Without the pictures, set down the records below word for word.

BEGIN DATA FOR THIS EXERCISE

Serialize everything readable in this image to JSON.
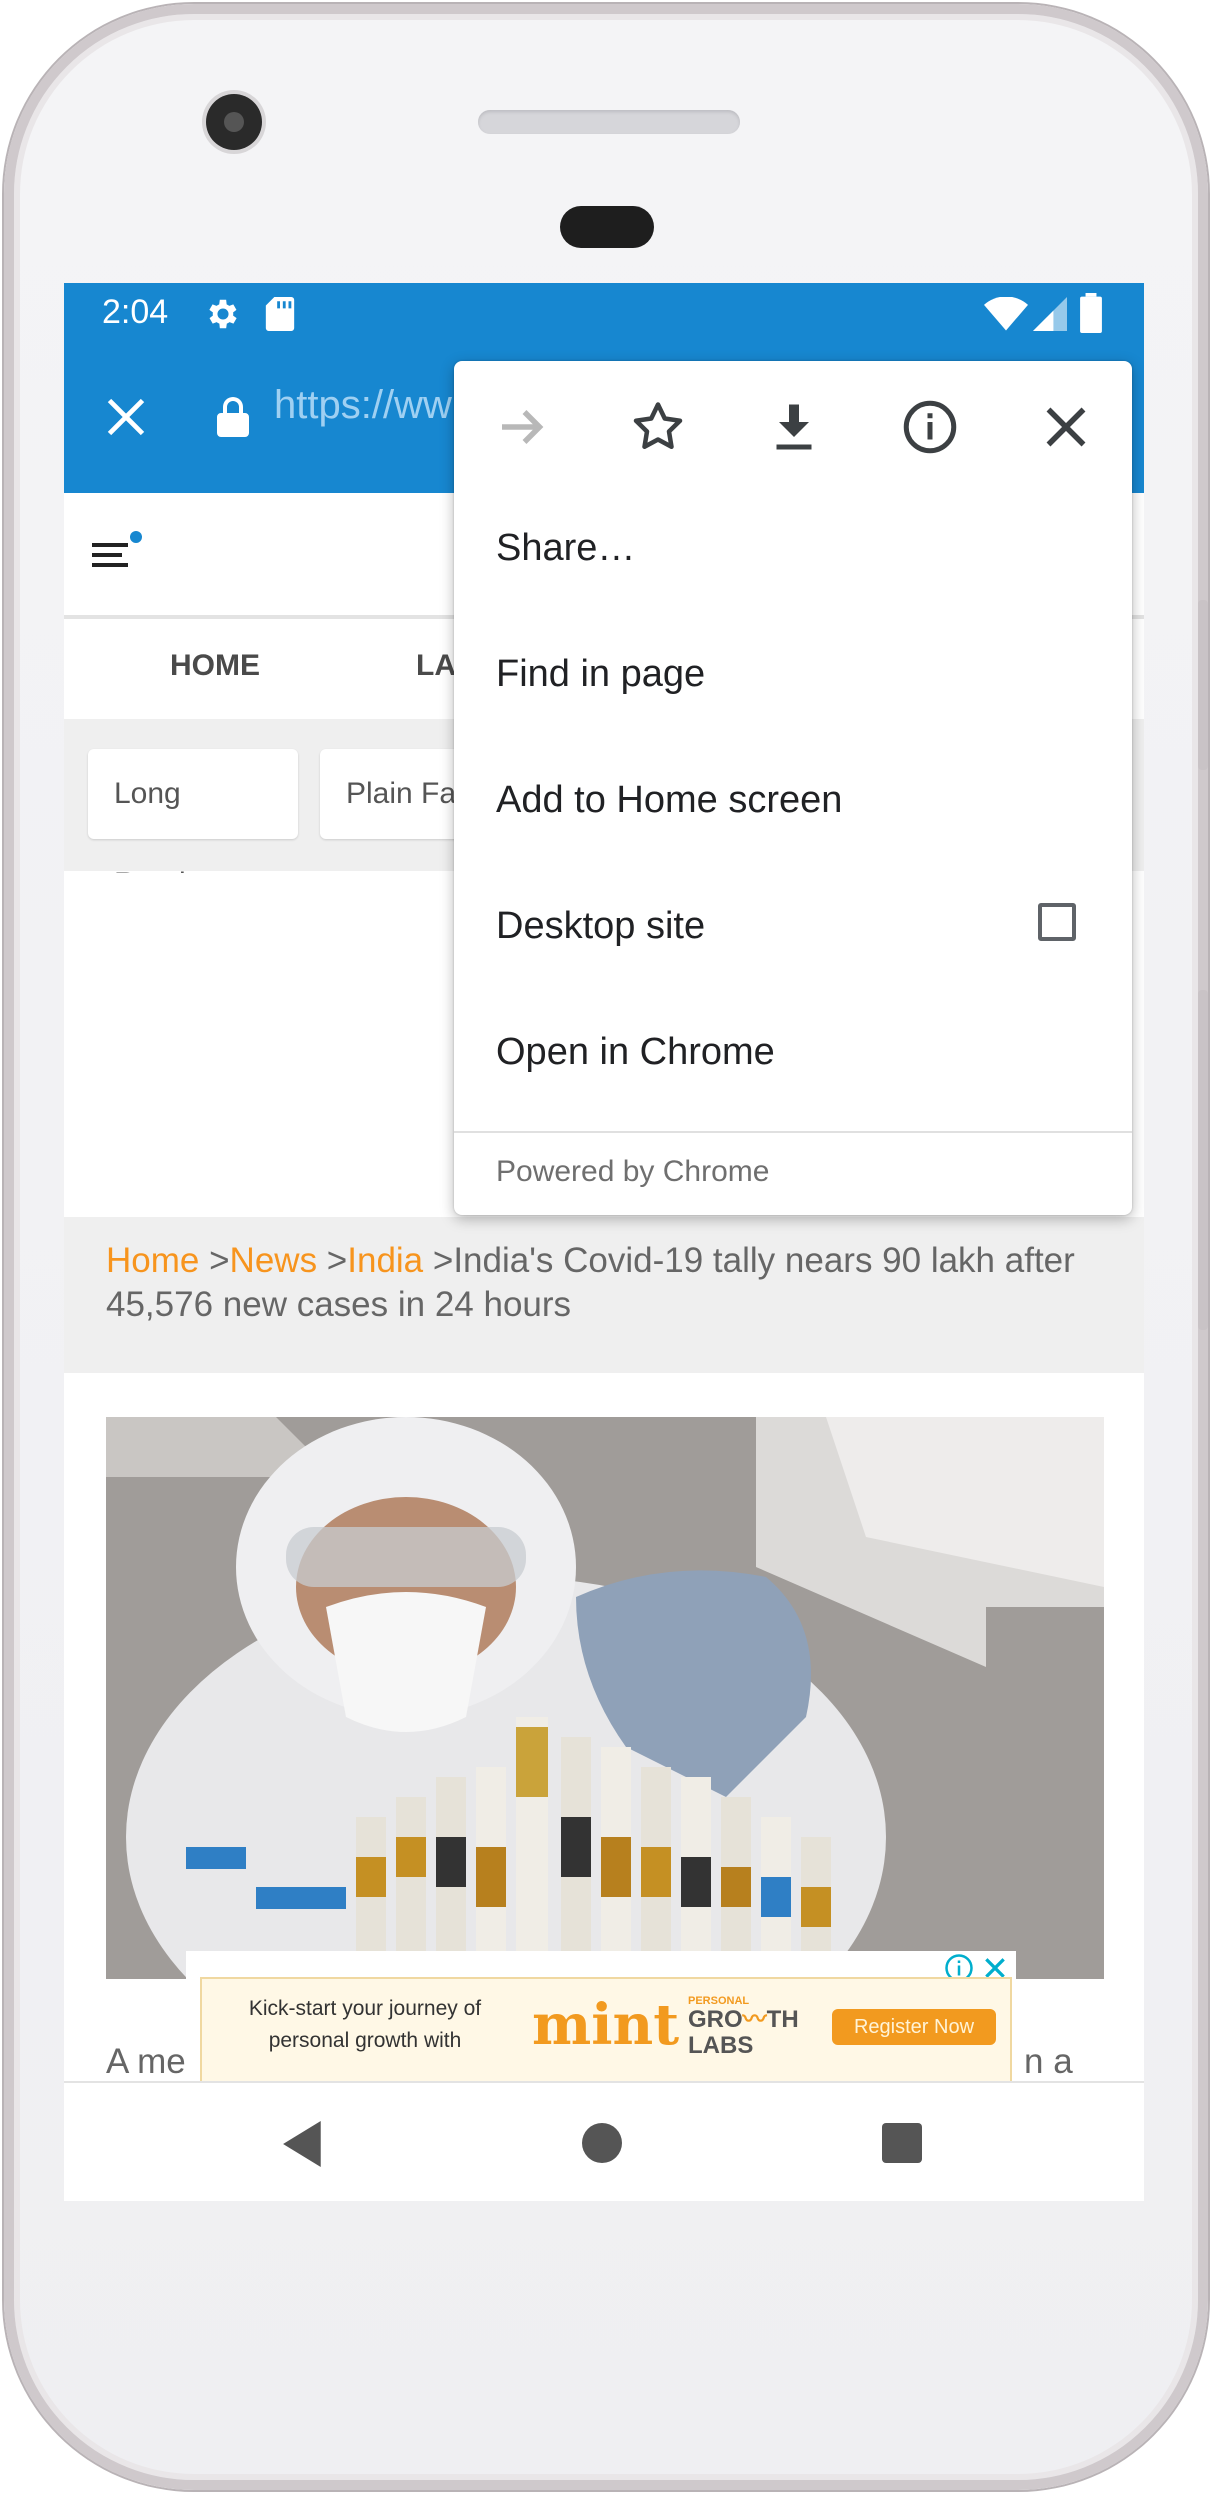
{
  "status_bar": {
    "time": "2:04"
  },
  "toolbar": {
    "url_text": "https://ww"
  },
  "site_nav": {
    "items": [
      "HOME",
      "LA"
    ]
  },
  "chips": [
    "Long Reads",
    "Plain Fa"
  ],
  "breadcrumb": {
    "home": "Home",
    "news": "News",
    "india": "India",
    "sep": " >",
    "title": "India's Covid-19 tally nears 90 lakh after 45,576 new cases in 24 hours"
  },
  "article": {
    "caption_left": "A me\nlabor",
    "caption_right": "n a"
  },
  "ad": {
    "text": "Kick-start your journey of personal growth with",
    "brand": "mint",
    "brand_sub_top": "GRO",
    "brand_sub_tail": "TH",
    "brand_sub_bottom": "LABS",
    "brand_personal": "PERSONAL",
    "cta": "Register Now"
  },
  "menu": {
    "items": [
      "Share…",
      "Find in page",
      "Add to Home screen",
      "Desktop site",
      "Open in Chrome"
    ],
    "footer": "Powered by Chrome",
    "desktop_site_checked": false
  },
  "colors": {
    "chrome_blue": "#1787d0",
    "link_orange": "#f7941d"
  }
}
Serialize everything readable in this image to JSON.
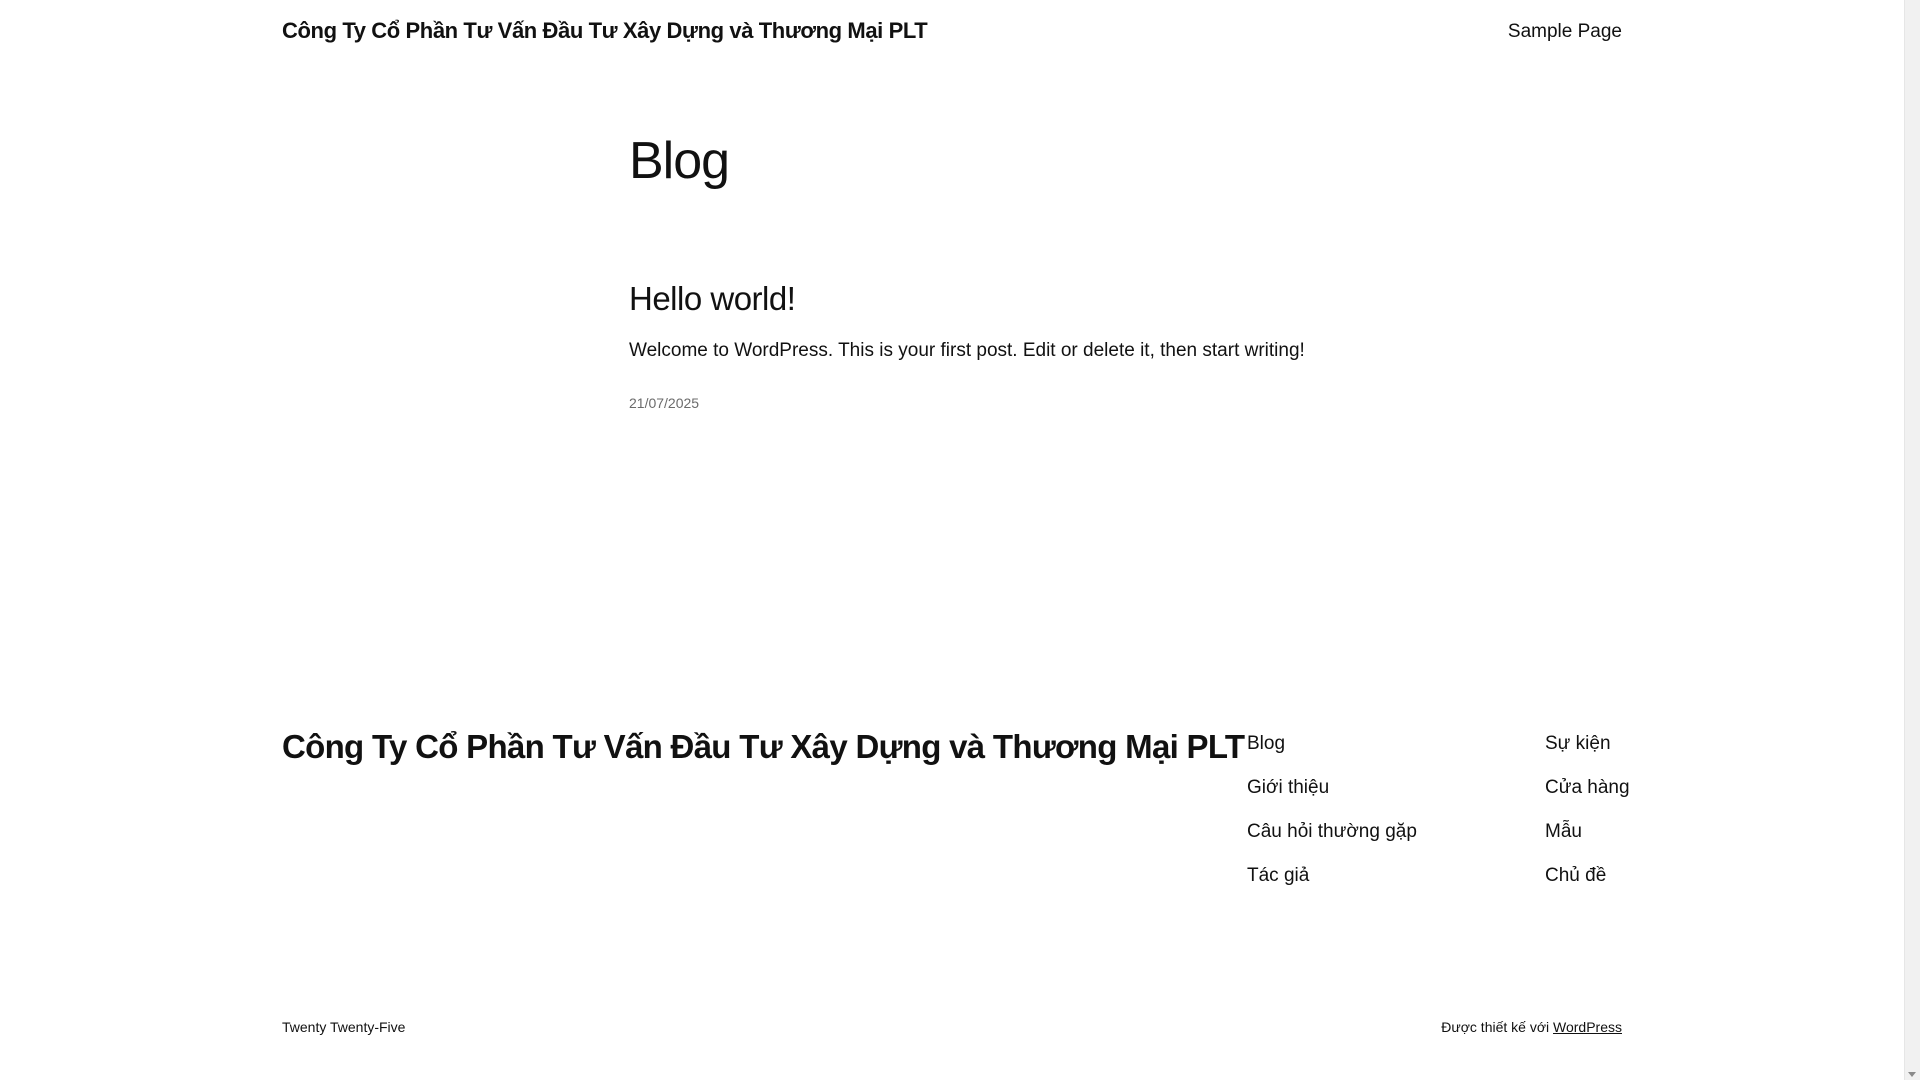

END DATA FOR THIS EXERCISE

> EXERCISE RESPONSE
Serialize everything readable in this image to JSON.
{
  "status_bar": {
    "time": "2:04"
  },
  "toolbar": {
    "url_text": "https://ww"
  },
  "site_nav": {
    "items": [
      "HOME",
      "LA"
    ]
  },
  "chips": [
    "Long Reads",
    "Plain Fa"
  ],
  "breadcrumb": {
    "home": "Home",
    "news": "News",
    "india": "India",
    "sep": " >",
    "title": "India's Covid-19 tally nears 90 lakh after 45,576 new cases in 24 hours"
  },
  "article": {
    "caption_left": "A me\nlabor",
    "caption_right": "n a"
  },
  "ad": {
    "text": "Kick-start your journey of personal growth with",
    "brand": "mint",
    "brand_sub_top": "GRO",
    "brand_sub_tail": "TH",
    "brand_sub_bottom": "LABS",
    "brand_personal": "PERSONAL",
    "cta": "Register Now"
  },
  "menu": {
    "items": [
      "Share…",
      "Find in page",
      "Add to Home screen",
      "Desktop site",
      "Open in Chrome"
    ],
    "footer": "Powered by Chrome",
    "desktop_site_checked": false
  },
  "colors": {
    "chrome_blue": "#1787d0",
    "link_orange": "#f7941d"
  }
}
Serialize everything readable in this image to JSON.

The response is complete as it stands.